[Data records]
______
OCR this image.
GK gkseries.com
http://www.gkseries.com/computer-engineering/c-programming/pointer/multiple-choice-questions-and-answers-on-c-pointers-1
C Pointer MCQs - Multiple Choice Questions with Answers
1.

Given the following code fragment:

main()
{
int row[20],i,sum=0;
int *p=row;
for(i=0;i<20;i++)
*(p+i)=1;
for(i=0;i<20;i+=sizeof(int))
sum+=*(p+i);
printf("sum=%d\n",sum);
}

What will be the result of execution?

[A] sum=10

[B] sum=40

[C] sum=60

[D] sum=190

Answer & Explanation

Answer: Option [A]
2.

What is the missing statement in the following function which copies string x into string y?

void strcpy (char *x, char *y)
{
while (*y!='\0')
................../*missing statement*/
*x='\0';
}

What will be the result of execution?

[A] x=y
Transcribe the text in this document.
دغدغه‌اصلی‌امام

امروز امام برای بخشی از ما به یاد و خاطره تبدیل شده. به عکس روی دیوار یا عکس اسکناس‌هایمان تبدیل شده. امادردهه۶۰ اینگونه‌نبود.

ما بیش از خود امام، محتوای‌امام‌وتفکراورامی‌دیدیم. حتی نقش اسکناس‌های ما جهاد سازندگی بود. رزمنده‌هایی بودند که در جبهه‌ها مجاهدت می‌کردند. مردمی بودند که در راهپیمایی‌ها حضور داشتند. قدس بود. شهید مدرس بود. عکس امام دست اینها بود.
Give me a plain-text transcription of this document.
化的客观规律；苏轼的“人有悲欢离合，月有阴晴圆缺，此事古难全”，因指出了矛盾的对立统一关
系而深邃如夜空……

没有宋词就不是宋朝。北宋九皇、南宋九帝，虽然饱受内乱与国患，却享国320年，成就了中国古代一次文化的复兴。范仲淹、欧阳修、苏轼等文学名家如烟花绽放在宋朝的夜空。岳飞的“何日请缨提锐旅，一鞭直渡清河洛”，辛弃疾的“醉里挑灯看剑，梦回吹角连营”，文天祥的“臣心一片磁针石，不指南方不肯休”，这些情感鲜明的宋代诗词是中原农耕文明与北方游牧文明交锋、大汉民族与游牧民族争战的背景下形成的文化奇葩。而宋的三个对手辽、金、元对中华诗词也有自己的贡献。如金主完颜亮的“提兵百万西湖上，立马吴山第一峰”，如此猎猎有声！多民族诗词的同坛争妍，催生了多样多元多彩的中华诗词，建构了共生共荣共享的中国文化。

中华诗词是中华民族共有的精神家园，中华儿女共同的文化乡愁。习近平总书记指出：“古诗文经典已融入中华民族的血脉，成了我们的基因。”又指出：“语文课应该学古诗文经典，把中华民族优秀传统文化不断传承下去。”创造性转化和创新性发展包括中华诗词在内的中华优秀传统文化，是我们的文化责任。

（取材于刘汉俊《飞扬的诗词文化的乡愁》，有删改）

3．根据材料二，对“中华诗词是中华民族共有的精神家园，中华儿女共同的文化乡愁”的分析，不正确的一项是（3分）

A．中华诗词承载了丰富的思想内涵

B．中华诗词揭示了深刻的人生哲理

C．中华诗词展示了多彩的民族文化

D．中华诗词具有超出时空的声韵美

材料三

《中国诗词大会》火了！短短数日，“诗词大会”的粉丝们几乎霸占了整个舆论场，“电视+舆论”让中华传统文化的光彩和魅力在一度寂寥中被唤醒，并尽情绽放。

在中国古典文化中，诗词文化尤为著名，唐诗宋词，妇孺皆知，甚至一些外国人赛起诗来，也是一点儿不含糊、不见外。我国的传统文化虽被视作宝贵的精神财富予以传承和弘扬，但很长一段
______
Look through the entries and return every line where "اسکناس" appears.

امروز امام برای بخشی از ما به یاد و خاطره تبدیل شده. به عکس روی دیوار یا عکس اسکناس‌هایمان تبدیل شده. امادردهه۶۰ اینگونه‌نبود.
ما بیش از خود امام، محتوای‌امام‌وتفکراورامی‌دیدیم. حتی نقش اسکناس‌های ما جهاد سازندگی بود. رزمنده‌هایی بودند که در جبهه‌ها مجاهدت می‌کردند. مردمی بودند که در راهپیمایی‌ها حضور داشتند. قدس بود. شهید مدرس بود. عکس امام دست اینها بود.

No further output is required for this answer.